Collected data entries
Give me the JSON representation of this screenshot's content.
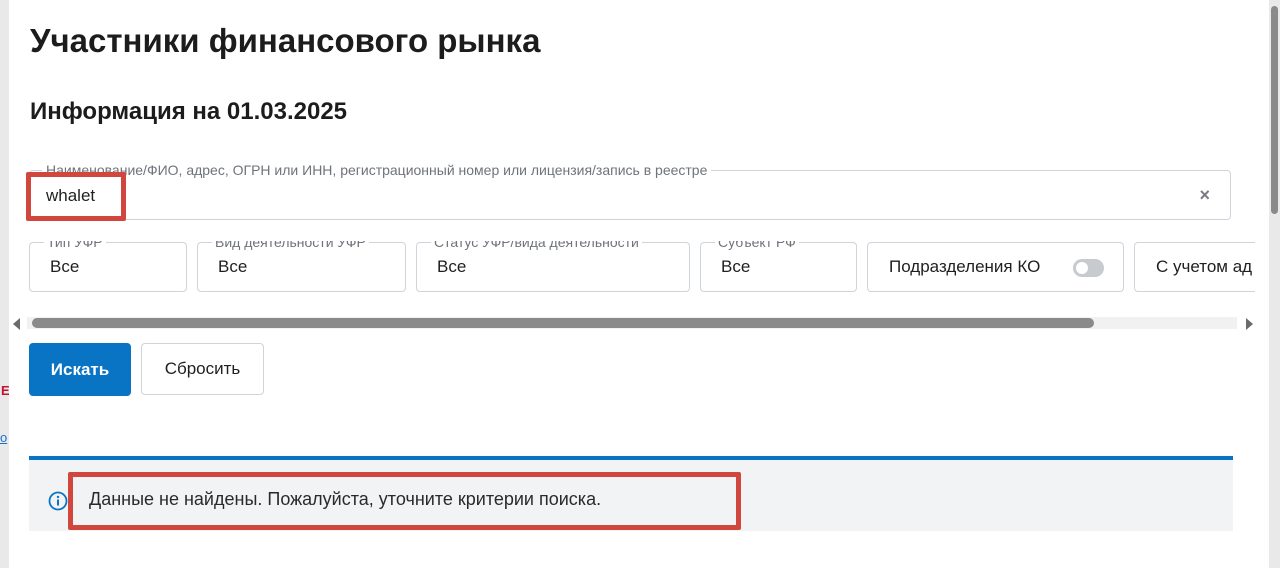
{
  "header": {
    "title": "Участники финансового рынка",
    "subtitle": "Информация на 01.03.2025"
  },
  "search": {
    "label": "Наименование/ФИО, адрес, ОГРН или ИНН, регистрационный номер или лицензия/запись в реестре",
    "value": "whalet",
    "clear_icon": "close-icon",
    "clear_glyph": "×"
  },
  "filters": {
    "type": {
      "label": "Тип УФР",
      "value": "Все"
    },
    "activity": {
      "label": "Вид деятельности УФР",
      "value": "Все"
    },
    "status": {
      "label": "Статус УФР/вида деятельности",
      "value": "Все"
    },
    "region": {
      "label": "Субъект РФ",
      "value": "Все"
    },
    "branches": {
      "label": "Подразделения КО",
      "enabled": false
    },
    "extra": {
      "label": "С учетом ад"
    }
  },
  "scrollbar": {
    "visible_fraction": 0.885,
    "position": 0
  },
  "buttons": {
    "search_label": "Искать",
    "reset_label": "Сбросить"
  },
  "notice": {
    "icon": "info-icon",
    "message": "Данные не найдены. Пожалуйста, уточните критерии поиска."
  },
  "colors": {
    "primary": "#0a74c4",
    "annotation": "#d2473d",
    "notice_bg": "#f2f3f4"
  }
}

What you are asked to do:
Skip the pictures, then retype every line above exactly.

Written reply:
Give me the JSON representation of this screenshot's content.
{
  "header": {
    "title": "Участники финансового рынка",
    "subtitle": "Информация на 01.03.2025"
  },
  "search": {
    "label": "Наименование/ФИО, адрес, ОГРН или ИНН, регистрационный номер или лицензия/запись в реестре",
    "value": "whalet",
    "clear_icon": "close-icon",
    "clear_glyph": "×"
  },
  "filters": {
    "type": {
      "label": "Тип УФР",
      "value": "Все"
    },
    "activity": {
      "label": "Вид деятельности УФР",
      "value": "Все"
    },
    "status": {
      "label": "Статус УФР/вида деятельности",
      "value": "Все"
    },
    "region": {
      "label": "Субъект РФ",
      "value": "Все"
    },
    "branches": {
      "label": "Подразделения КО",
      "enabled": false
    },
    "extra": {
      "label": "С учетом ад"
    }
  },
  "scrollbar": {
    "visible_fraction": 0.885,
    "position": 0
  },
  "buttons": {
    "search_label": "Искать",
    "reset_label": "Сбросить"
  },
  "notice": {
    "icon": "info-icon",
    "message": "Данные не найдены. Пожалуйста, уточните критерии поиска."
  },
  "colors": {
    "primary": "#0a74c4",
    "annotation": "#d2473d",
    "notice_bg": "#f2f3f4"
  }
}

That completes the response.